§ YOUR GOAL: Copy each line below without leaving any out.

━━━ DATASET RECORDS

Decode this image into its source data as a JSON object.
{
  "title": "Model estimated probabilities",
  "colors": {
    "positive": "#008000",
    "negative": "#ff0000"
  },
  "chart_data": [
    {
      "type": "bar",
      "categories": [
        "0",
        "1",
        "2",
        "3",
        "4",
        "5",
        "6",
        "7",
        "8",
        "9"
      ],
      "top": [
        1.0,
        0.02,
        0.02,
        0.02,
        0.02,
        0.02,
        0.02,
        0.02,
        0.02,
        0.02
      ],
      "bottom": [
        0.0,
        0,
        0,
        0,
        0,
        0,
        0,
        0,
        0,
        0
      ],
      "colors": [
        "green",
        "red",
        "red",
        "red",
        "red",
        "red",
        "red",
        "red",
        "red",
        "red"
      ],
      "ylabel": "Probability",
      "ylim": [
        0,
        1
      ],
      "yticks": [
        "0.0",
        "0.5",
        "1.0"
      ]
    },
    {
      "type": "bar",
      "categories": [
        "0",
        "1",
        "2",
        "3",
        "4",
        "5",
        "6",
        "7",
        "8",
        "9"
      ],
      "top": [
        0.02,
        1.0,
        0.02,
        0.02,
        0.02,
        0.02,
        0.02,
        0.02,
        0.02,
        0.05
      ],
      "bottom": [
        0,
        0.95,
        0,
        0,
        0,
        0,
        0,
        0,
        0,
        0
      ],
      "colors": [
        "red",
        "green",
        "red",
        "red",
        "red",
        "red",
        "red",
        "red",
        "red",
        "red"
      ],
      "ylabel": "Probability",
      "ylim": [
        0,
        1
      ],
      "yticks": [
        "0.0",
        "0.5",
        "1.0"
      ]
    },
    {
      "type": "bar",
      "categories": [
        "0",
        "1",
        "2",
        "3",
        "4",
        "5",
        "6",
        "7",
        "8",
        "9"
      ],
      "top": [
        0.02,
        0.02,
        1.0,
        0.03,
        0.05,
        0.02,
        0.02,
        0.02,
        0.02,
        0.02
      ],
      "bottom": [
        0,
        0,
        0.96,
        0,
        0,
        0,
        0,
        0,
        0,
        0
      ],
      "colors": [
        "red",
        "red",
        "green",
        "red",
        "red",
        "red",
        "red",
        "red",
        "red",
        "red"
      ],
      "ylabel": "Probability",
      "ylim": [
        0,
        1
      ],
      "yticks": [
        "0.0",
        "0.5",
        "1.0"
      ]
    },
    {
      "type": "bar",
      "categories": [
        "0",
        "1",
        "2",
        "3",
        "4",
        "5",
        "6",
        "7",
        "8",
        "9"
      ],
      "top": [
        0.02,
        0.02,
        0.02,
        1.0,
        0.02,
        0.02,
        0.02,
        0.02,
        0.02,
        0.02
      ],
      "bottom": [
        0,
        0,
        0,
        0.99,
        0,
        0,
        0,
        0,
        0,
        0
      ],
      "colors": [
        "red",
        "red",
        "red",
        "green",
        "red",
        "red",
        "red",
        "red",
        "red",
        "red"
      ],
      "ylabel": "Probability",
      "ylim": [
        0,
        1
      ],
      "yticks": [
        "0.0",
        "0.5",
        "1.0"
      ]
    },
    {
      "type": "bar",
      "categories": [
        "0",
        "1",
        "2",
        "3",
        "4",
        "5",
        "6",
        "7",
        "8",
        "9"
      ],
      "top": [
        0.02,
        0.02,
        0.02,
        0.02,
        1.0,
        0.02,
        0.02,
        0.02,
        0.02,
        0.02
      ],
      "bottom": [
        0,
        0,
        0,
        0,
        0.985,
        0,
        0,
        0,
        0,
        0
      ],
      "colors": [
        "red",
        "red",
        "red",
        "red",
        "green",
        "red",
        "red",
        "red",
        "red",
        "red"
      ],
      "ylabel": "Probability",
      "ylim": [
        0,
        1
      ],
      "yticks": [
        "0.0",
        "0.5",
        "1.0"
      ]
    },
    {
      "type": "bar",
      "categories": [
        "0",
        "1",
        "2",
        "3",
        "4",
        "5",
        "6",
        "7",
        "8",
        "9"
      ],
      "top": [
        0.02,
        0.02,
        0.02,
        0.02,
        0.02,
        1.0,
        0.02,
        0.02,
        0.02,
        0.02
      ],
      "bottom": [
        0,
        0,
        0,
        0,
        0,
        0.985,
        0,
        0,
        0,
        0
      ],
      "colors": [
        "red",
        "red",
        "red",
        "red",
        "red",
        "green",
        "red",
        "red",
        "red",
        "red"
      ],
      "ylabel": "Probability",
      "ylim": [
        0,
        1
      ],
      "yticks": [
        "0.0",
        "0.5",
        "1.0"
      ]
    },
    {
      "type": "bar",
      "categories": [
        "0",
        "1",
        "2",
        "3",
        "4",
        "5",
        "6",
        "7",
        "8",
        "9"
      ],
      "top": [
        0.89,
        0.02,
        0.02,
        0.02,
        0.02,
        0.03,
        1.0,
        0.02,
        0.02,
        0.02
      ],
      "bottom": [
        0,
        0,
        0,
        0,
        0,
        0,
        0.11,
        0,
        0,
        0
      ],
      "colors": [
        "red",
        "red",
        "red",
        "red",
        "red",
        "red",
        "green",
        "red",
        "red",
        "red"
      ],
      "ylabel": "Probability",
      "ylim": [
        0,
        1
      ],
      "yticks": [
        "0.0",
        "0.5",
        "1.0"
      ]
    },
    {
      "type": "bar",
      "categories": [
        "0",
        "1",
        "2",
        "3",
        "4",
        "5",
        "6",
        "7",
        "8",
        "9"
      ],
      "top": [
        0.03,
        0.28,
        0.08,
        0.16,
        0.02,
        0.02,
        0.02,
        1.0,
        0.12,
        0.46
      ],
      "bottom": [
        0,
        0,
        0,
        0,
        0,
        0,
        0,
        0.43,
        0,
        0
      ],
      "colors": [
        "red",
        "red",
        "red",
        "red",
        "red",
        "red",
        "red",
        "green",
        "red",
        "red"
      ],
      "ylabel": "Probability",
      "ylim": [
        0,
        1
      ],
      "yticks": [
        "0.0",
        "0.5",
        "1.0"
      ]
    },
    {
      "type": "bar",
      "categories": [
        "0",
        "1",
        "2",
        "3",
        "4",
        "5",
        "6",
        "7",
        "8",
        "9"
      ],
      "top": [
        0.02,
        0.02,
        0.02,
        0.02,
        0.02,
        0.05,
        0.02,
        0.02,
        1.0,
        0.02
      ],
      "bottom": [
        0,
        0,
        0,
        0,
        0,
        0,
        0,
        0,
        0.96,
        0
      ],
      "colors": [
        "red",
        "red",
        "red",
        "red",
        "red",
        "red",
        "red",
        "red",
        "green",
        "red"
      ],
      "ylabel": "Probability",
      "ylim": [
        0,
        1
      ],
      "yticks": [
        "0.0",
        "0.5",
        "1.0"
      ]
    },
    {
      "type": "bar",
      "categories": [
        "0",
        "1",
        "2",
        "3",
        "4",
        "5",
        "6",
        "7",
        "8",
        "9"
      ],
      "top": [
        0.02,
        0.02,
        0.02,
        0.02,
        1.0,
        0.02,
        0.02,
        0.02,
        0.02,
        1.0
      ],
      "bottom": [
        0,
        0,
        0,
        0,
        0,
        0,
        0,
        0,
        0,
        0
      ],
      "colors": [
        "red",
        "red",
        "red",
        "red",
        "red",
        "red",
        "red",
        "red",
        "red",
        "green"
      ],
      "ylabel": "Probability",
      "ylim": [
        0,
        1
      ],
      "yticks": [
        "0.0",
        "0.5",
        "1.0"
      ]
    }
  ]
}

━━━━━━

§ WORKED SOLUTION:
Decode this image into its source data as a JSON object.
{
  "title": "Model estimated probabilities",
  "colors": {
    "positive": "#008000",
    "negative": "#ff0000"
  },
  "chart_data": [
    {
      "type": "bar",
      "categories": [
        "0",
        "1",
        "2",
        "3",
        "4",
        "5",
        "6",
        "7",
        "8",
        "9"
      ],
      "top": [
        1.0,
        0.02,
        0.02,
        0.02,
        0.02,
        0.02,
        0.02,
        0.02,
        0.02,
        0.02
      ],
      "bottom": [
        0.0,
        0,
        0,
        0,
        0,
        0,
        0,
        0,
        0,
        0
      ],
      "colors": [
        "green",
        "red",
        "red",
        "red",
        "red",
        "red",
        "red",
        "red",
        "red",
        "red"
      ],
      "ylabel": "Probability",
      "ylim": [
        0,
        1
      ],
      "yticks": [
        "0.0",
        "0.5",
        "1.0"
      ]
    },
    {
      "type": "bar",
      "categories": [
        "0",
        "1",
        "2",
        "3",
        "4",
        "5",
        "6",
        "7",
        "8",
        "9"
      ],
      "top": [
        0.02,
        1.0,
        0.02,
        0.02,
        0.02,
        0.02,
        0.02,
        0.02,
        0.02,
        0.05
      ],
      "bottom": [
        0,
        0.95,
        0,
        0,
        0,
        0,
        0,
        0,
        0,
        0
      ],
      "colors": [
        "red",
        "green",
        "red",
        "red",
        "red",
        "red",
        "red",
        "red",
        "red",
        "red"
      ],
      "ylabel": "Probability",
      "ylim": [
        0,
        1
      ],
      "yticks": [
        "0.0",
        "0.5",
        "1.0"
      ]
    },
    {
      "type": "bar",
      "categories": [
        "0",
        "1",
        "2",
        "3",
        "4",
        "5",
        "6",
        "7",
        "8",
        "9"
      ],
      "top": [
        0.02,
        0.02,
        1.0,
        0.03,
        0.05,
        0.02,
        0.02,
        0.02,
        0.02,
        0.02
      ],
      "bottom": [
        0,
        0,
        0.96,
        0,
        0,
        0,
        0,
        0,
        0,
        0
      ],
      "colors": [
        "red",
        "red",
        "green",
        "red",
        "red",
        "red",
        "red",
        "red",
        "red",
        "red"
      ],
      "ylabel": "Probability",
      "ylim": [
        0,
        1
      ],
      "yticks": [
        "0.0",
        "0.5",
        "1.0"
      ]
    },
    {
      "type": "bar",
      "categories": [
        "0",
        "1",
        "2",
        "3",
        "4",
        "5",
        "6",
        "7",
        "8",
        "9"
      ],
      "top": [
        0.02,
        0.02,
        0.02,
        1.0,
        0.02,
        0.02,
        0.02,
        0.02,
        0.02,
        0.02
      ],
      "bottom": [
        0,
        0,
        0,
        0.99,
        0,
        0,
        0,
        0,
        0,
        0
      ],
      "colors": [
        "red",
        "red",
        "red",
        "green",
        "red",
        "red",
        "red",
        "red",
        "red",
        "red"
      ],
      "ylabel": "Probability",
      "ylim": [
        0,
        1
      ],
      "yticks": [
        "0.0",
        "0.5",
        "1.0"
      ]
    },
    {
      "type": "bar",
      "categories": [
        "0",
        "1",
        "2",
        "3",
        "4",
        "5",
        "6",
        "7",
        "8",
        "9"
      ],
      "top": [
        0.02,
        0.02,
        0.02,
        0.02,
        1.0,
        0.02,
        0.02,
        0.02,
        0.02,
        0.02
      ],
      "bottom": [
        0,
        0,
        0,
        0,
        0.985,
        0,
        0,
        0,
        0,
        0
      ],
      "colors": [
        "red",
        "red",
        "red",
        "red",
        "green",
        "red",
        "red",
        "red",
        "red",
        "red"
      ],
      "ylabel": "Probability",
      "ylim": [
        0,
        1
      ],
      "yticks": [
        "0.0",
        "0.5",
        "1.0"
      ]
    },
    {
      "type": "bar",
      "categories": [
        "0",
        "1",
        "2",
        "3",
        "4",
        "5",
        "6",
        "7",
        "8",
        "9"
      ],
      "top": [
        0.02,
        0.02,
        0.02,
        0.02,
        0.02,
        1.0,
        0.02,
        0.02,
        0.02,
        0.02
      ],
      "bottom": [
        0,
        0,
        0,
        0,
        0,
        0.985,
        0,
        0,
        0,
        0
      ],
      "colors": [
        "red",
        "red",
        "red",
        "red",
        "red",
        "green",
        "red",
        "red",
        "red",
        "red"
      ],
      "ylabel": "Probability",
      "ylim": [
        0,
        1
      ],
      "yticks": [
        "0.0",
        "0.5",
        "1.0"
      ]
    },
    {
      "type": "bar",
      "categories": [
        "0",
        "1",
        "2",
        "3",
        "4",
        "5",
        "6",
        "7",
        "8",
        "9"
      ],
      "top": [
        0.89,
        0.02,
        0.02,
        0.02,
        0.02,
        0.03,
        1.0,
        0.02,
        0.02,
        0.02
      ],
      "bottom": [
        0,
        0,
        0,
        0,
        0,
        0,
        0.11,
        0,
        0,
        0
      ],
      "colors": [
        "red",
        "red",
        "red",
        "red",
        "red",
        "red",
        "green",
        "red",
        "red",
        "red"
      ],
      "ylabel": "Probability",
      "ylim": [
        0,
        1
      ],
      "yticks": [
        "0.0",
        "0.5",
        "1.0"
      ]
    },
    {
      "type": "bar",
      "categories": [
        "0",
        "1",
        "2",
        "3",
        "4",
        "5",
        "6",
        "7",
        "8",
        "9"
      ],
      "top": [
        0.03,
        0.28,
        0.08,
        0.16,
        0.02,
        0.02,
        0.02,
        1.0,
        0.12,
        0.46
      ],
      "bottom": [
        0,
        0,
        0,
        0,
        0,
        0,
        0,
        0.43,
        0,
        0
      ],
      "colors": [
        "red",
        "red",
        "red",
        "red",
        "red",
        "red",
        "red",
        "green",
        "red",
        "red"
      ],
      "ylabel": "Probability",
      "ylim": [
        0,
        1
      ],
      "yticks": [
        "0.0",
        "0.5",
        "1.0"
      ]
    },
    {
      "type": "bar",
      "categories": [
        "0",
        "1",
        "2",
        "3",
        "4",
        "5",
        "6",
        "7",
        "8",
        "9"
      ],
      "top": [
        0.02,
        0.02,
        0.02,
        0.02,
        0.02,
        0.05,
        0.02,
        0.02,
        1.0,
        0.02
      ],
      "bottom": [
        0,
        0,
        0,
        0,
        0,
        0,
        0,
        0,
        0.96,
        0
      ],
      "colors": [
        "red",
        "red",
        "red",
        "red",
        "red",
        "red",
        "red",
        "red",
        "green",
        "red"
      ],
      "ylabel": "Probability",
      "ylim": [
        0,
        1
      ],
      "yticks": [
        "0.0",
        "0.5",
        "1.0"
      ]
    },
    {
      "type": "bar",
      "categories": [
        "0",
        "1",
        "2",
        "3",
        "4",
        "5",
        "6",
        "7",
        "8",
        "9"
      ],
      "top": [
        0.02,
        0.02,
        0.02,
        0.02,
        1.0,
        0.02,
        0.02,
        0.02,
        0.02,
        1.0
      ],
      "bottom": [
        0,
        0,
        0,
        0,
        0,
        0,
        0,
        0,
        0,
        0
      ],
      "colors": [
        "red",
        "red",
        "red",
        "red",
        "red",
        "red",
        "red",
        "red",
        "red",
        "green"
      ],
      "ylabel": "Probability",
      "ylim": [
        0,
        1
      ],
      "yticks": [
        "0.0",
        "0.5",
        "1.0"
      ]
    }
  ]
}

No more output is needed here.